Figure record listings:
* start *

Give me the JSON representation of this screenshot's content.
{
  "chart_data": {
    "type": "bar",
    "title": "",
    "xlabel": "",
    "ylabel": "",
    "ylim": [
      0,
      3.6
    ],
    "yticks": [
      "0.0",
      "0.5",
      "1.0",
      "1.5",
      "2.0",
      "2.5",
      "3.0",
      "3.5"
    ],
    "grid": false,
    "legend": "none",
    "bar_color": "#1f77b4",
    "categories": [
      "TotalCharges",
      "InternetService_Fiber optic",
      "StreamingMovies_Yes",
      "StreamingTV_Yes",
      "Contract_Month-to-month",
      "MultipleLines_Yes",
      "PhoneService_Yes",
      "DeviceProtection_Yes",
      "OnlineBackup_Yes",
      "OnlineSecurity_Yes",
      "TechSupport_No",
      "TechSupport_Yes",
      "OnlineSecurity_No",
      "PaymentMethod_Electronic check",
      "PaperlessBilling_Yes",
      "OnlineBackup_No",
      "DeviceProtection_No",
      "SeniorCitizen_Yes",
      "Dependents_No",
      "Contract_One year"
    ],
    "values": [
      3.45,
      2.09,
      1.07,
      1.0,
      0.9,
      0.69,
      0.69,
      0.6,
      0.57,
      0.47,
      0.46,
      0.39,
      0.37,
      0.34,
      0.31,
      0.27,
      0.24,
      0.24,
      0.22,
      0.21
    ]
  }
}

* end *

Exercise task —
Please quote the data above in full, with no line missing.

Response below —
Give me the JSON representation of this screenshot's content.
{
  "chart_data": {
    "type": "bar",
    "title": "",
    "xlabel": "",
    "ylabel": "",
    "ylim": [
      0,
      3.6
    ],
    "yticks": [
      "0.0",
      "0.5",
      "1.0",
      "1.5",
      "2.0",
      "2.5",
      "3.0",
      "3.5"
    ],
    "grid": false,
    "legend": "none",
    "bar_color": "#1f77b4",
    "categories": [
      "TotalCharges",
      "InternetService_Fiber optic",
      "StreamingMovies_Yes",
      "StreamingTV_Yes",
      "Contract_Month-to-month",
      "MultipleLines_Yes",
      "PhoneService_Yes",
      "DeviceProtection_Yes",
      "OnlineBackup_Yes",
      "OnlineSecurity_Yes",
      "TechSupport_No",
      "TechSupport_Yes",
      "OnlineSecurity_No",
      "PaymentMethod_Electronic check",
      "PaperlessBilling_Yes",
      "OnlineBackup_No",
      "DeviceProtection_No",
      "SeniorCitizen_Yes",
      "Dependents_No",
      "Contract_One year"
    ],
    "values": [
      3.45,
      2.09,
      1.07,
      1.0,
      0.9,
      0.69,
      0.69,
      0.6,
      0.57,
      0.47,
      0.46,
      0.39,
      0.37,
      0.34,
      0.31,
      0.27,
      0.24,
      0.24,
      0.22,
      0.21
    ]
  }
}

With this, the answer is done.